**Dataset records on visual material:**
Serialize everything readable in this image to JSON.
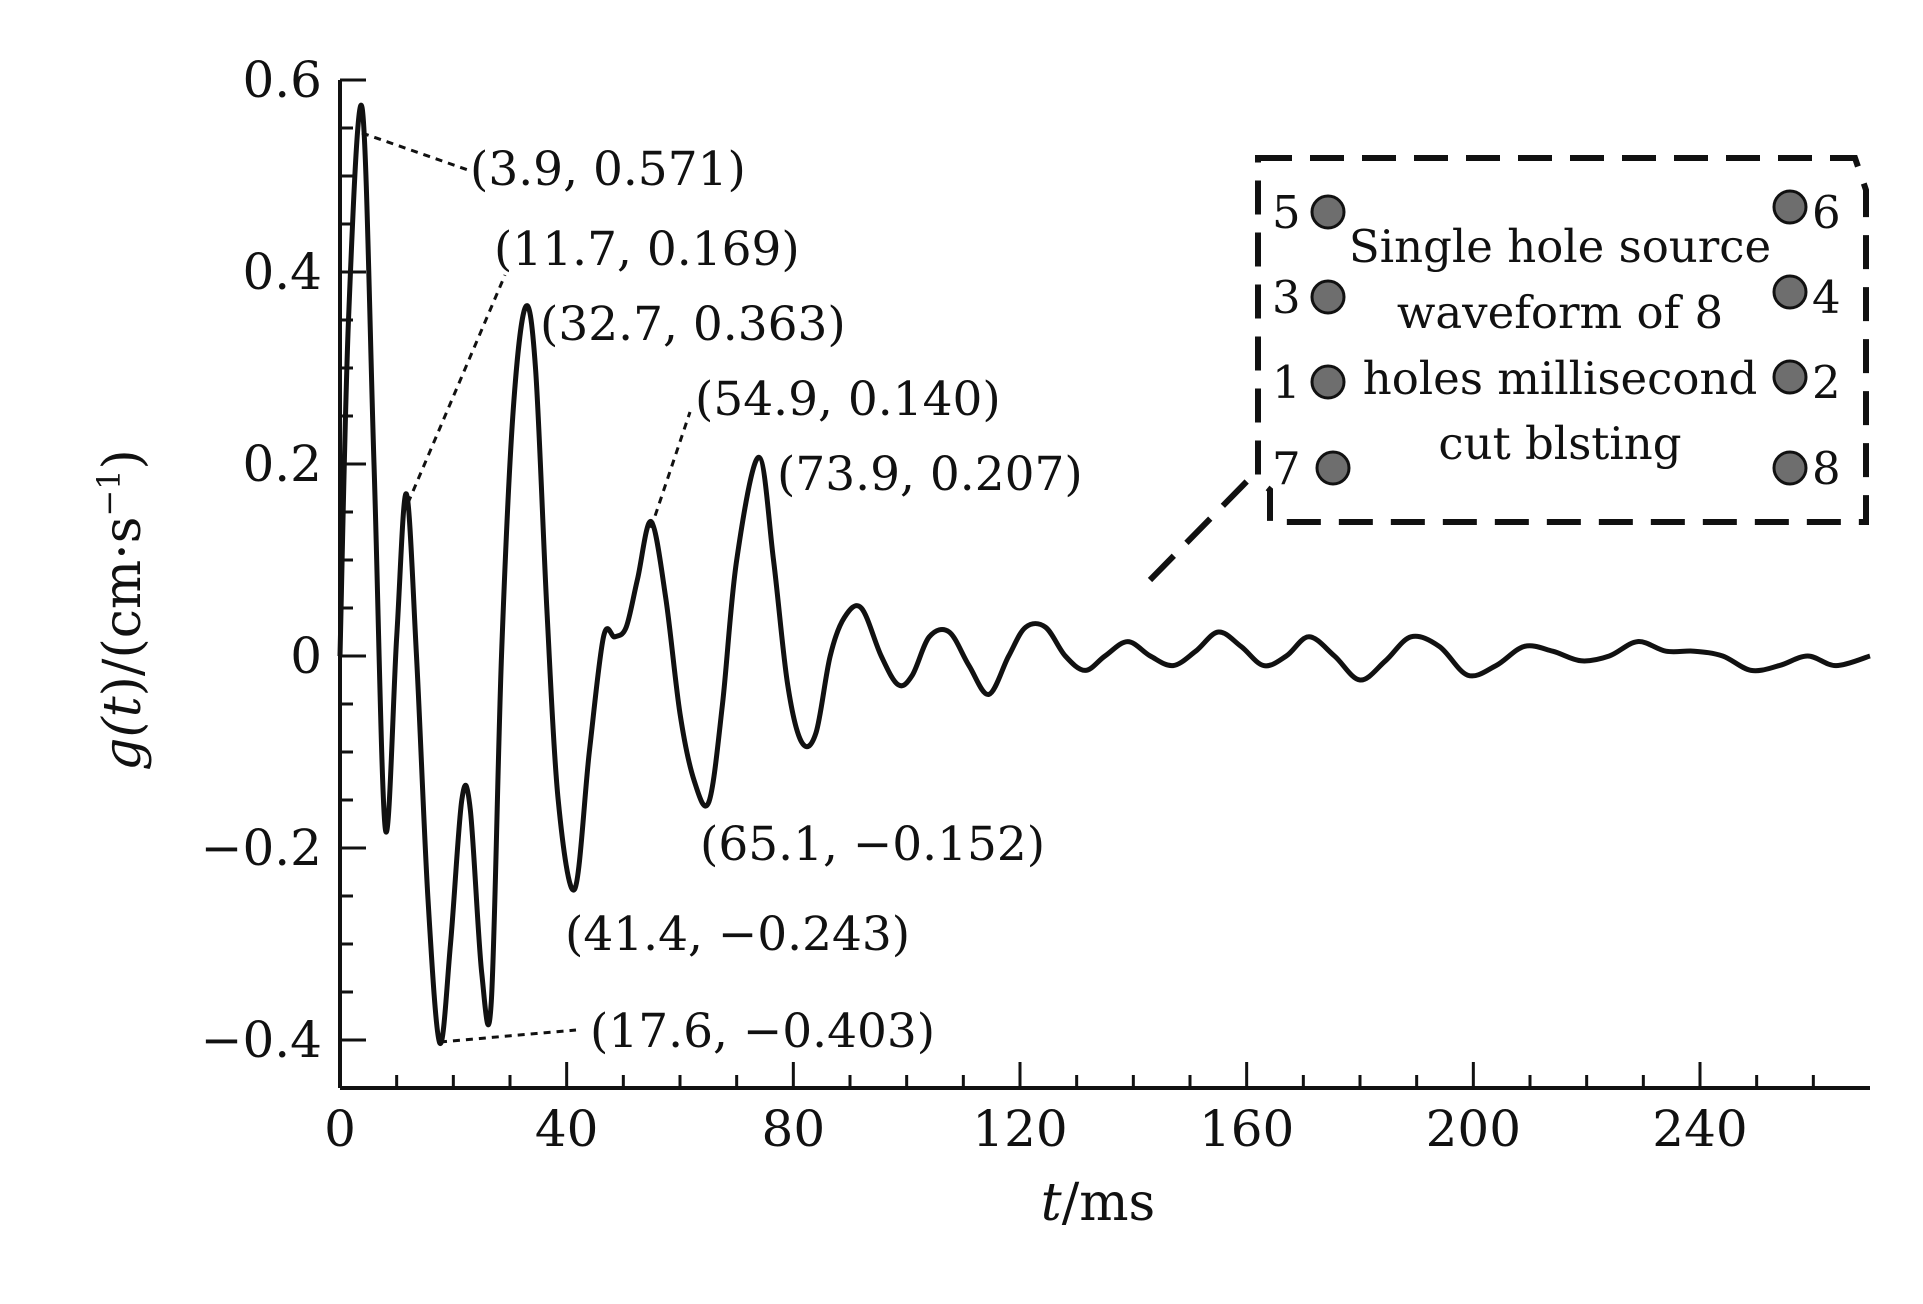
{
  "chart_data": {
    "type": "line",
    "xlabel": "t/ms",
    "xlabel_parts": {
      "var": "t",
      "unit": "/ms"
    },
    "ylabel": "g(t)/(cm·s⁻¹)",
    "ylabel_parts": {
      "g": "g(",
      "t": "t",
      "rest": ")/(cm·s",
      "sup": "−1",
      "close": ")"
    },
    "xlim": [
      0,
      270
    ],
    "ylim": [
      -0.45,
      0.6
    ],
    "x_ticks": [
      0,
      40,
      80,
      120,
      160,
      200,
      240
    ],
    "x_tick_labels": [
      "0",
      "40",
      "80",
      "120",
      "160",
      "200",
      "240"
    ],
    "y_ticks": [
      0.6,
      0.4,
      0.2,
      0,
      -0.2,
      -0.4
    ],
    "y_tick_labels": [
      "0.6",
      "0.4",
      "0.2",
      "0",
      "−0.2",
      "−0.4"
    ],
    "series": [
      {
        "x": [
          0,
          1.5,
          3.9,
          6.0,
          8.0,
          10.0,
          11.7,
          13.5,
          15.5,
          17.6,
          19.5,
          21.5,
          23.0,
          25.0,
          26.7,
          28.5,
          30.5,
          32.7,
          34.5,
          36.5,
          38.5,
          41.4,
          44.0,
          46.5,
          48.5,
          50.5,
          52.5,
          54.9,
          57.5,
          60.0,
          62.5,
          65.1,
          67.5,
          70.0,
          73.9,
          76.5,
          79.0,
          81.5,
          84.0,
          86.5,
          89.0,
          92.0,
          95.5,
          98.5,
          101.0,
          104.0,
          107.5,
          111.0,
          114.5,
          118.0,
          121.0,
          124.5,
          128.0,
          131.5,
          135.0,
          139.0,
          143.0,
          147.0,
          151.0,
          155.0,
          159.0,
          163.0,
          167.0,
          171.0,
          175.5,
          180.0,
          184.5,
          189.0,
          194.0,
          199.0,
          204.0,
          209.0,
          214.0,
          219.0,
          224.0,
          229.0,
          234.0,
          239.0,
          244.0,
          249.0,
          254.0,
          259.0,
          264.0,
          270.0
        ],
        "y": [
          0.0,
          0.35,
          0.571,
          0.2,
          -0.18,
          0.02,
          0.169,
          0.0,
          -0.25,
          -0.403,
          -0.3,
          -0.15,
          -0.16,
          -0.33,
          -0.36,
          0.0,
          0.25,
          0.363,
          0.3,
          0.05,
          -0.15,
          -0.243,
          -0.1,
          0.02,
          0.02,
          0.03,
          0.08,
          0.14,
          0.06,
          -0.06,
          -0.13,
          -0.152,
          -0.05,
          0.1,
          0.207,
          0.1,
          -0.03,
          -0.09,
          -0.08,
          0.0,
          0.04,
          0.05,
          0.0,
          -0.03,
          -0.02,
          0.02,
          0.025,
          -0.01,
          -0.04,
          0.0,
          0.03,
          0.03,
          0.0,
          -0.015,
          0.0,
          0.015,
          0.0,
          -0.01,
          0.005,
          0.025,
          0.01,
          -0.01,
          0.0,
          0.02,
          0.0,
          -0.025,
          -0.005,
          0.02,
          0.01,
          -0.02,
          -0.01,
          0.01,
          0.005,
          -0.005,
          0.0,
          0.015,
          0.005,
          0.005,
          0.0,
          -0.015,
          -0.01,
          0.0,
          -0.01,
          0.0
        ]
      }
    ],
    "annotations": [
      {
        "text": "(3.9, 0.571)",
        "x": 3.9,
        "y": 0.571
      },
      {
        "text": "(11.7, 0.169)",
        "x": 11.7,
        "y": 0.169
      },
      {
        "text": "(32.7, 0.363)",
        "x": 32.7,
        "y": 0.363
      },
      {
        "text": "(54.9, 0.140)",
        "x": 54.9,
        "y": 0.14
      },
      {
        "text": "(73.9, 0.207)",
        "x": 73.9,
        "y": 0.207
      },
      {
        "text": "(65.1, −0.152)",
        "x": 65.1,
        "y": -0.152
      },
      {
        "text": "(41.4, −0.243)",
        "x": 41.4,
        "y": -0.243
      },
      {
        "text": "(17.6, −0.403)",
        "x": 17.6,
        "y": -0.403
      }
    ],
    "legend": {
      "lines": [
        "Single hole source",
        "waveform of 8",
        "holes millisecond",
        "cut blsting"
      ],
      "left_numbers": [
        "5",
        "3",
        "1",
        "7"
      ],
      "right_numbers": [
        "6",
        "4",
        "2",
        "8"
      ],
      "hole_color": "#6e6e6e"
    },
    "line_color": "#111111",
    "grid": false
  }
}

**Problem description:** Print the records above exactly as they stand, but leave out the pictures.

**Solution:**
Serialize everything readable in this image to JSON.
{
  "chart_data": {
    "type": "line",
    "xlabel": "t/ms",
    "xlabel_parts": {
      "var": "t",
      "unit": "/ms"
    },
    "ylabel": "g(t)/(cm·s⁻¹)",
    "ylabel_parts": {
      "g": "g(",
      "t": "t",
      "rest": ")/(cm·s",
      "sup": "−1",
      "close": ")"
    },
    "xlim": [
      0,
      270
    ],
    "ylim": [
      -0.45,
      0.6
    ],
    "x_ticks": [
      0,
      40,
      80,
      120,
      160,
      200,
      240
    ],
    "x_tick_labels": [
      "0",
      "40",
      "80",
      "120",
      "160",
      "200",
      "240"
    ],
    "y_ticks": [
      0.6,
      0.4,
      0.2,
      0,
      -0.2,
      -0.4
    ],
    "y_tick_labels": [
      "0.6",
      "0.4",
      "0.2",
      "0",
      "−0.2",
      "−0.4"
    ],
    "series": [
      {
        "x": [
          0,
          1.5,
          3.9,
          6.0,
          8.0,
          10.0,
          11.7,
          13.5,
          15.5,
          17.6,
          19.5,
          21.5,
          23.0,
          25.0,
          26.7,
          28.5,
          30.5,
          32.7,
          34.5,
          36.5,
          38.5,
          41.4,
          44.0,
          46.5,
          48.5,
          50.5,
          52.5,
          54.9,
          57.5,
          60.0,
          62.5,
          65.1,
          67.5,
          70.0,
          73.9,
          76.5,
          79.0,
          81.5,
          84.0,
          86.5,
          89.0,
          92.0,
          95.5,
          98.5,
          101.0,
          104.0,
          107.5,
          111.0,
          114.5,
          118.0,
          121.0,
          124.5,
          128.0,
          131.5,
          135.0,
          139.0,
          143.0,
          147.0,
          151.0,
          155.0,
          159.0,
          163.0,
          167.0,
          171.0,
          175.5,
          180.0,
          184.5,
          189.0,
          194.0,
          199.0,
          204.0,
          209.0,
          214.0,
          219.0,
          224.0,
          229.0,
          234.0,
          239.0,
          244.0,
          249.0,
          254.0,
          259.0,
          264.0,
          270.0
        ],
        "y": [
          0.0,
          0.35,
          0.571,
          0.2,
          -0.18,
          0.02,
          0.169,
          0.0,
          -0.25,
          -0.403,
          -0.3,
          -0.15,
          -0.16,
          -0.33,
          -0.36,
          0.0,
          0.25,
          0.363,
          0.3,
          0.05,
          -0.15,
          -0.243,
          -0.1,
          0.02,
          0.02,
          0.03,
          0.08,
          0.14,
          0.06,
          -0.06,
          -0.13,
          -0.152,
          -0.05,
          0.1,
          0.207,
          0.1,
          -0.03,
          -0.09,
          -0.08,
          0.0,
          0.04,
          0.05,
          0.0,
          -0.03,
          -0.02,
          0.02,
          0.025,
          -0.01,
          -0.04,
          0.0,
          0.03,
          0.03,
          0.0,
          -0.015,
          0.0,
          0.015,
          0.0,
          -0.01,
          0.005,
          0.025,
          0.01,
          -0.01,
          0.0,
          0.02,
          0.0,
          -0.025,
          -0.005,
          0.02,
          0.01,
          -0.02,
          -0.01,
          0.01,
          0.005,
          -0.005,
          0.0,
          0.015,
          0.005,
          0.005,
          0.0,
          -0.015,
          -0.01,
          0.0,
          -0.01,
          0.0
        ]
      }
    ],
    "annotations": [
      {
        "text": "(3.9, 0.571)",
        "x": 3.9,
        "y": 0.571
      },
      {
        "text": "(11.7, 0.169)",
        "x": 11.7,
        "y": 0.169
      },
      {
        "text": "(32.7, 0.363)",
        "x": 32.7,
        "y": 0.363
      },
      {
        "text": "(54.9, 0.140)",
        "x": 54.9,
        "y": 0.14
      },
      {
        "text": "(73.9, 0.207)",
        "x": 73.9,
        "y": 0.207
      },
      {
        "text": "(65.1, −0.152)",
        "x": 65.1,
        "y": -0.152
      },
      {
        "text": "(41.4, −0.243)",
        "x": 41.4,
        "y": -0.243
      },
      {
        "text": "(17.6, −0.403)",
        "x": 17.6,
        "y": -0.403
      }
    ],
    "legend": {
      "lines": [
        "Single hole source",
        "waveform of 8",
        "holes millisecond",
        "cut blsting"
      ],
      "left_numbers": [
        "5",
        "3",
        "1",
        "7"
      ],
      "right_numbers": [
        "6",
        "4",
        "2",
        "8"
      ],
      "hole_color": "#6e6e6e"
    },
    "line_color": "#111111",
    "grid": false
  }
}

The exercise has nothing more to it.